WORK REQUIRED |
Retype the records below exactly as they appear.

ENTRIES PROVIDED |
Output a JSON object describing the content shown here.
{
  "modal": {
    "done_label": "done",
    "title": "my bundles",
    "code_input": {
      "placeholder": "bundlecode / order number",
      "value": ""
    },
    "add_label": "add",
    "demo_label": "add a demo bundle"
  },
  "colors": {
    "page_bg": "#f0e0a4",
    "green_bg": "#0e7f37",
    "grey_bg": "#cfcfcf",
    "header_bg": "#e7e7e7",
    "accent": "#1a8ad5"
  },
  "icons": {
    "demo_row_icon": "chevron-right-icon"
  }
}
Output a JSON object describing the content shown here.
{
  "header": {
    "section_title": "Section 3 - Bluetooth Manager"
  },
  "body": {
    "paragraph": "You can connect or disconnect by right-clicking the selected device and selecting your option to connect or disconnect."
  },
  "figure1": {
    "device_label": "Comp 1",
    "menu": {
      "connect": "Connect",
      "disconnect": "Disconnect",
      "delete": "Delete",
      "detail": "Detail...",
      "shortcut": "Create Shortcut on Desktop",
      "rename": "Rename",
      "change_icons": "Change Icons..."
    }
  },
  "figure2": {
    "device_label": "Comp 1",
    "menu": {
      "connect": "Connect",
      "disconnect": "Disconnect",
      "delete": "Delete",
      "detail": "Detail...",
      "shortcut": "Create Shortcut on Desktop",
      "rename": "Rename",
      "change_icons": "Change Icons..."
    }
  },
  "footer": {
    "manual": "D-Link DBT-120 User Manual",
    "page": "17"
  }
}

CORRECT OUTPUT |
Output a JSON object describing the content shown here.
{
  "modal": {
    "done_label": "done",
    "title": "my bundles",
    "code_input": {
      "placeholder": "bundlecode / order number",
      "value": ""
    },
    "add_label": "add",
    "demo_label": "add a demo bundle"
  },
  "colors": {
    "page_bg": "#f0e0a4",
    "green_bg": "#0e7f37",
    "grey_bg": "#cfcfcf",
    "header_bg": "#e7e7e7",
    "accent": "#1a8ad5"
  },
  "icons": {
    "demo_row_icon": "chevron-right-icon"
  }
}
Output a JSON object describing the content shown here.
{
  "header": {
    "section_title": "Section 3 - Bluetooth Manager"
  },
  "body": {
    "paragraph": "You can connect or disconnect by right-clicking the selected device and selecting your option to connect or disconnect."
  },
  "figure1": {
    "device_label": "Comp 1",
    "menu": {
      "connect": "Connect",
      "disconnect": "Disconnect",
      "delete": "Delete",
      "detail": "Detail...",
      "shortcut": "Create Shortcut on Desktop",
      "rename": "Rename",
      "change_icons": "Change Icons..."
    }
  },
  "figure2": {
    "device_label": "Comp 1",
    "menu": {
      "connect": "Connect",
      "disconnect": "Disconnect",
      "delete": "Delete",
      "detail": "Detail...",
      "shortcut": "Create Shortcut on Desktop",
      "rename": "Rename",
      "change_icons": "Change Icons..."
    }
  },
  "footer": {
    "manual": "D-Link DBT-120 User Manual",
    "page": "17"
  }
}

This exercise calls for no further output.